◆ **Extracted records**

____________________

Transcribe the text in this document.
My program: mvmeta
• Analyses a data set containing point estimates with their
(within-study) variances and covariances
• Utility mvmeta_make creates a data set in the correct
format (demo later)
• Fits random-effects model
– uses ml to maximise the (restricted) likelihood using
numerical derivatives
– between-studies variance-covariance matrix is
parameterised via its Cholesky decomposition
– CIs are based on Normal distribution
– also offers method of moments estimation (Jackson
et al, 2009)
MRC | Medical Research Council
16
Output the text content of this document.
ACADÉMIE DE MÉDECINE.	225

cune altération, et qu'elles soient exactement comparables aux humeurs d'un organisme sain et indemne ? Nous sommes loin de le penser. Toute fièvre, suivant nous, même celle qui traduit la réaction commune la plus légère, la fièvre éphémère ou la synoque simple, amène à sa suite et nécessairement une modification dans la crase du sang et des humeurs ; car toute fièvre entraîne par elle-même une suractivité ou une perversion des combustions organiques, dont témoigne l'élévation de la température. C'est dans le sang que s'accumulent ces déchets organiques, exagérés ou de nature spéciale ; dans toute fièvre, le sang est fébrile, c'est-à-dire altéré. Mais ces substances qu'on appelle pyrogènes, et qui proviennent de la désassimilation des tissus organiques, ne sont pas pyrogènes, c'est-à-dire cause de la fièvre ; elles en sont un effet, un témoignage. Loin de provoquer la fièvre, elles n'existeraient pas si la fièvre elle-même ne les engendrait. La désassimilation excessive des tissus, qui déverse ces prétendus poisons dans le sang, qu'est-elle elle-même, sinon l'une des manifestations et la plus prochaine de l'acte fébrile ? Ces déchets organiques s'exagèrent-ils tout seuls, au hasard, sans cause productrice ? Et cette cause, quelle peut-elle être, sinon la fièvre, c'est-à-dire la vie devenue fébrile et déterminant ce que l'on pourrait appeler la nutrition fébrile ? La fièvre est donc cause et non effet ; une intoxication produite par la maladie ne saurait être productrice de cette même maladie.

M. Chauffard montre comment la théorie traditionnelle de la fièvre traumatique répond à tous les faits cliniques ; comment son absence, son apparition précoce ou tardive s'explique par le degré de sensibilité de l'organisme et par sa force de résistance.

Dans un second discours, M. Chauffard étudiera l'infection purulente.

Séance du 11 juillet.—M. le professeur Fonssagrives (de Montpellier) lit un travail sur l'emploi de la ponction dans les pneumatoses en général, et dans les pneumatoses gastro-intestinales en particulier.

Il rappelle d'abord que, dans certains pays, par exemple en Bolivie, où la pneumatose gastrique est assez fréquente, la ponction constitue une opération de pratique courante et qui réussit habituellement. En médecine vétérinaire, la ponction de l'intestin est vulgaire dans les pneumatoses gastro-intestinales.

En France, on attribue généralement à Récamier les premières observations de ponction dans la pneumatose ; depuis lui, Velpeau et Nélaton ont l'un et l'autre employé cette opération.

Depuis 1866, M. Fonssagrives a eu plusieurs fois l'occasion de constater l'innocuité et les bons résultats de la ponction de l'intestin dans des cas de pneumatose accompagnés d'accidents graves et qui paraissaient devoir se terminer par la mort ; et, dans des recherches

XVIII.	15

____________________

◆ **What to do**
Copy each line that contains the word "document".

◆ **Result of the exercise**
Transcribe the text in this document.
Output the text content of this document.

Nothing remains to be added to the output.